◆ **GOAL**
Please rewrite the part of the records that opens at their start and closes with the line containing "The blade 220 is at (260, 257).", replacing "rotary machine" with "gas turbine engine" and leaving everything else unchanged.

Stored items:
===============

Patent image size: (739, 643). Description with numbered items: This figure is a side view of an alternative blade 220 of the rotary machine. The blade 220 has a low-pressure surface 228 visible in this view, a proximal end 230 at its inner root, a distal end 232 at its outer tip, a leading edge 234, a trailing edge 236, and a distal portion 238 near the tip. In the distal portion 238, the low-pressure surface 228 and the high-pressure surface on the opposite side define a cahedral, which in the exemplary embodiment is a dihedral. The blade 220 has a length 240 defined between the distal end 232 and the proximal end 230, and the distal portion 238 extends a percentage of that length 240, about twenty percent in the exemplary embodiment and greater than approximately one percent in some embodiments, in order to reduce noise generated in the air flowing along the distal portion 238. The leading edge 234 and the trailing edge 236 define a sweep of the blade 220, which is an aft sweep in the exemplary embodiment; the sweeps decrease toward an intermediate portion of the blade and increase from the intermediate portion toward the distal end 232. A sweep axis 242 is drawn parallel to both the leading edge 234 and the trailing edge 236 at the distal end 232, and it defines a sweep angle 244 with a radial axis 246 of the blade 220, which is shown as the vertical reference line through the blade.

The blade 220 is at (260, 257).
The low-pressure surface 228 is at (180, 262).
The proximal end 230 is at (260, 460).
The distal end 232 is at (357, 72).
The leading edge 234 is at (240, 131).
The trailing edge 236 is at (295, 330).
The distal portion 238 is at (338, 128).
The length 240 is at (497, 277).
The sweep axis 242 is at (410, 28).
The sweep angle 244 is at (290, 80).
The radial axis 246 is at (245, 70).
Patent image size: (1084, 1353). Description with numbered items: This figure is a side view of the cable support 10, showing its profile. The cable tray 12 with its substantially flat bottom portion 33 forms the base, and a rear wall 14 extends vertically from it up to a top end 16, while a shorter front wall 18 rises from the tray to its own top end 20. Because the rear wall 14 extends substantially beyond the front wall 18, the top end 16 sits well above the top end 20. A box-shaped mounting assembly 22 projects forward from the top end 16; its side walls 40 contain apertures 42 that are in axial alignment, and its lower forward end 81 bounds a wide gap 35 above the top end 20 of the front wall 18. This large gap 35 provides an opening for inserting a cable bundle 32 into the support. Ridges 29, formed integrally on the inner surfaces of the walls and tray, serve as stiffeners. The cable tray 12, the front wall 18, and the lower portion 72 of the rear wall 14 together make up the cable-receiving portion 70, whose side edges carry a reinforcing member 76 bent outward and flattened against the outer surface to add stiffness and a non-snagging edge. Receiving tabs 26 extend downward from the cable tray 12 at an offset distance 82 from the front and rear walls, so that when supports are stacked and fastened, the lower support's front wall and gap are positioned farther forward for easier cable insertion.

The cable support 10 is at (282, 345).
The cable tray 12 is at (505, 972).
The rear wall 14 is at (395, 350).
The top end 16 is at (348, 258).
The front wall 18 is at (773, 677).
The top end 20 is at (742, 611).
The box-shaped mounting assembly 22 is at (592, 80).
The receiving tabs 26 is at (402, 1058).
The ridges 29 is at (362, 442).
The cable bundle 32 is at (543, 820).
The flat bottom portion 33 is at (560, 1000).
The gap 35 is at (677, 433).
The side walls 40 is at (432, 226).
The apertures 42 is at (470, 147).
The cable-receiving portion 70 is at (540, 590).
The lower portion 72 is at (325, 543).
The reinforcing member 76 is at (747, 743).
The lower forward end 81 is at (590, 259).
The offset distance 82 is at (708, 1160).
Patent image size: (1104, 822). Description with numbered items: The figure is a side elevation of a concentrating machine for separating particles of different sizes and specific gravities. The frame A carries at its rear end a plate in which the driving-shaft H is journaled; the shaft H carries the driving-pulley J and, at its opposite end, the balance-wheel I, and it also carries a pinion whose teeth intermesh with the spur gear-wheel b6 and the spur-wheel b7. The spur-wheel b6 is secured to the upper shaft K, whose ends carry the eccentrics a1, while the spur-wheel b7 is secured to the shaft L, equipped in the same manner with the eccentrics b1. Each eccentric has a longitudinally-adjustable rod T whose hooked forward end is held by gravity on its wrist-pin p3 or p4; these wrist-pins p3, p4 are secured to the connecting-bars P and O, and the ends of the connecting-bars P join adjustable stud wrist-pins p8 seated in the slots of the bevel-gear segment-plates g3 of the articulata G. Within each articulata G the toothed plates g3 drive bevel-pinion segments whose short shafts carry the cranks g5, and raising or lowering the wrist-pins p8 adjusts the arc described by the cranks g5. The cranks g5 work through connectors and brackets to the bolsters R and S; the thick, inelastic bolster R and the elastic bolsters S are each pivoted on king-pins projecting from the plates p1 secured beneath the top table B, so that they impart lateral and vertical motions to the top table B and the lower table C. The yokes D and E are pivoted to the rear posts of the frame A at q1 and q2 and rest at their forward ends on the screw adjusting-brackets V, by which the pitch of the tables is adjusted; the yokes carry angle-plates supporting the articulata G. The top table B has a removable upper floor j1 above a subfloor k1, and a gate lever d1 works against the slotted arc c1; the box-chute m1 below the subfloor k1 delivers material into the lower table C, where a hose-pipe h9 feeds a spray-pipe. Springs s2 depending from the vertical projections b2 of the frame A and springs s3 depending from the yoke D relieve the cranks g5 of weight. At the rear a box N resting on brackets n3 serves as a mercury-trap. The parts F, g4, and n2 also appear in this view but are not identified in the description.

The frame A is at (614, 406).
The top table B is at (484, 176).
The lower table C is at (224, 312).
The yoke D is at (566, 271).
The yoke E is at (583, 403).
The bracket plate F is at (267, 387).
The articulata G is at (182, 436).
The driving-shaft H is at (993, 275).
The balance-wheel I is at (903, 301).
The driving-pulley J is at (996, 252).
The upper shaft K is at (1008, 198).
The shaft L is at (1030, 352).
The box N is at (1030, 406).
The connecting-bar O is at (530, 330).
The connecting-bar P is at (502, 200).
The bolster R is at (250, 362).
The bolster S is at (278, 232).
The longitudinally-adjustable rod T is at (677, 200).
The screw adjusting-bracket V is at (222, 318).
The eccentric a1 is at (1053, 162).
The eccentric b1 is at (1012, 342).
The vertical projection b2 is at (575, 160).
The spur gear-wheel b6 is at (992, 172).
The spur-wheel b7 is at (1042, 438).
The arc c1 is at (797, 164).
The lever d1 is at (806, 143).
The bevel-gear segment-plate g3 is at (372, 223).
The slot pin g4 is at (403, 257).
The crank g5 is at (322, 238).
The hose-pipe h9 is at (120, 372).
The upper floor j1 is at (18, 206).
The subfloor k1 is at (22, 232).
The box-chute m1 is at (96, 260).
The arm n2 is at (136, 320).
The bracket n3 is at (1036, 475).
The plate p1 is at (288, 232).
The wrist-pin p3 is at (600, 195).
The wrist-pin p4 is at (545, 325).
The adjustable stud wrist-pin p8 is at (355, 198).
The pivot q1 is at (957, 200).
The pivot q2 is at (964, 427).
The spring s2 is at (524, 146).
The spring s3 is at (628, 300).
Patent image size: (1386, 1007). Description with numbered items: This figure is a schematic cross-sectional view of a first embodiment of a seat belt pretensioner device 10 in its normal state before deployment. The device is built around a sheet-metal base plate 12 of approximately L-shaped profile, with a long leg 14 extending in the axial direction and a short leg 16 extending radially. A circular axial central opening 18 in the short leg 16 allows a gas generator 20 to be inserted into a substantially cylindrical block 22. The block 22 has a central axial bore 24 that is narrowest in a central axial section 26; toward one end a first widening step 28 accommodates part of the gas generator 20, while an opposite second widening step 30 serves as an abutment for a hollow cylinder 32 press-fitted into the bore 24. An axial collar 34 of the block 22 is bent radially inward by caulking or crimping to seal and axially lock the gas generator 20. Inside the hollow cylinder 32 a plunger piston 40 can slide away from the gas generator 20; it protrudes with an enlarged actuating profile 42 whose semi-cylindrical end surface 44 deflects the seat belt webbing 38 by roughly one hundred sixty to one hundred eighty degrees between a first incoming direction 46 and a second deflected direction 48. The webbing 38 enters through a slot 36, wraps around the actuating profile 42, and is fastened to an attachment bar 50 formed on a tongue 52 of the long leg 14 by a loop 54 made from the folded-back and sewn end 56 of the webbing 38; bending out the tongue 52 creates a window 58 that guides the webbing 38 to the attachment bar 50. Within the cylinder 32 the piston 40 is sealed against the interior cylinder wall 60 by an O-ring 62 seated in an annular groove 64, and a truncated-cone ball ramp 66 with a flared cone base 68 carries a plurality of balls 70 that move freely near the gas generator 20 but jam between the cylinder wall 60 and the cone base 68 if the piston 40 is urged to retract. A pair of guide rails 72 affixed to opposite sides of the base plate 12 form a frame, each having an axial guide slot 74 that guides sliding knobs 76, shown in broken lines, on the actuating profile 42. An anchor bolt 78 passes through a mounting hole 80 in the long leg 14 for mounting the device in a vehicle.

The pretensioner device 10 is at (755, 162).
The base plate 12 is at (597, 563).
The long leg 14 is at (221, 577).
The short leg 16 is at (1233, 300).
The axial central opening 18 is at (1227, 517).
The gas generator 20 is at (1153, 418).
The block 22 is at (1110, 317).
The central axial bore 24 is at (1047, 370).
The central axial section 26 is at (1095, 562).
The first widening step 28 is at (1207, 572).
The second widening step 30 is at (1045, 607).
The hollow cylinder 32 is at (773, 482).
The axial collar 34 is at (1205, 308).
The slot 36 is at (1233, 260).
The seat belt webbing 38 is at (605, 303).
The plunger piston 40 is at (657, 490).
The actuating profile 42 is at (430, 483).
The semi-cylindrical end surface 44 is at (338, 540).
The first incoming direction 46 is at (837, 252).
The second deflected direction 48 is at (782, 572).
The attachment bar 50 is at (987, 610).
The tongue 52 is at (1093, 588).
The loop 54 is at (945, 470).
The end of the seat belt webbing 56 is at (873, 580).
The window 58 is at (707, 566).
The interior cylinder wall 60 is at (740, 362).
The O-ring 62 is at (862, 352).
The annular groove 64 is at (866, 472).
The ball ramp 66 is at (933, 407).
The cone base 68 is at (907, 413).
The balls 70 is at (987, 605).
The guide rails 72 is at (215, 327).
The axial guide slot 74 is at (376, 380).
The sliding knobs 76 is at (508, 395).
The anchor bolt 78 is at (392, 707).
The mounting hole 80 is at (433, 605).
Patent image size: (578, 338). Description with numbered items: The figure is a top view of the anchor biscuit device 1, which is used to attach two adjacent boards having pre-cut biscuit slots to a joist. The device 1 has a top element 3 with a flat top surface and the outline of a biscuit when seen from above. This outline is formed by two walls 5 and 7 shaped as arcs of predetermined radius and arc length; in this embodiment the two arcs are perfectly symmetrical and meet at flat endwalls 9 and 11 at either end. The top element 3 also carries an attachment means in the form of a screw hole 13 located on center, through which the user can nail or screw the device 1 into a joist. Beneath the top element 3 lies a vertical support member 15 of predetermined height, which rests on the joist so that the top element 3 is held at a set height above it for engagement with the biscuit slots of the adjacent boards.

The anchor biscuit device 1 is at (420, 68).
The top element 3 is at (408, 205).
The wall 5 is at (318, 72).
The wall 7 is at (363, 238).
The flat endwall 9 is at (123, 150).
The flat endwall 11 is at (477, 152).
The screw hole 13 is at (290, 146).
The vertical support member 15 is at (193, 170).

===============

◆ **WORKED ANSWER**
Patent image size: (739, 643). Description with numbered items: This figure is a side view of an alternative blade 220 of the gas turbine engine. The blade 220 has a low-pressure surface 228 visible in this view, a proximal end 230 at its inner root, a distal end 232 at its outer tip, a leading edge 234, a trailing edge 236, and a distal portion 238 near the tip. In the distal portion 238, the low-pressure surface 228 and the high-pressure surface on the opposite side define a cahedral, which in the exemplary embodiment is a dihedral. The blade 220 has a length 240 defined between the distal end 232 and the proximal end 230, and the distal portion 238 extends a percentage of that length 240, about twenty percent in the exemplary embodiment and greater than approximately one percent in some embodiments, in order to reduce noise generated in the air flowing along the distal portion 238. The leading edge 234 and the trailing edge 236 define a sweep of the blade 220, which is an aft sweep in the exemplary embodiment; the sweeps decrease toward an intermediate portion of the blade and increase from the intermediate portion toward the distal end 232. A sweep axis 242 is drawn parallel to both the leading edge 234 and the trailing edge 236 at the distal end 232, and it defines a sweep angle 244 with a radial axis 246 of the blade 220, which is shown as the vertical reference line through the blade.

The blade 220 is at (260, 257).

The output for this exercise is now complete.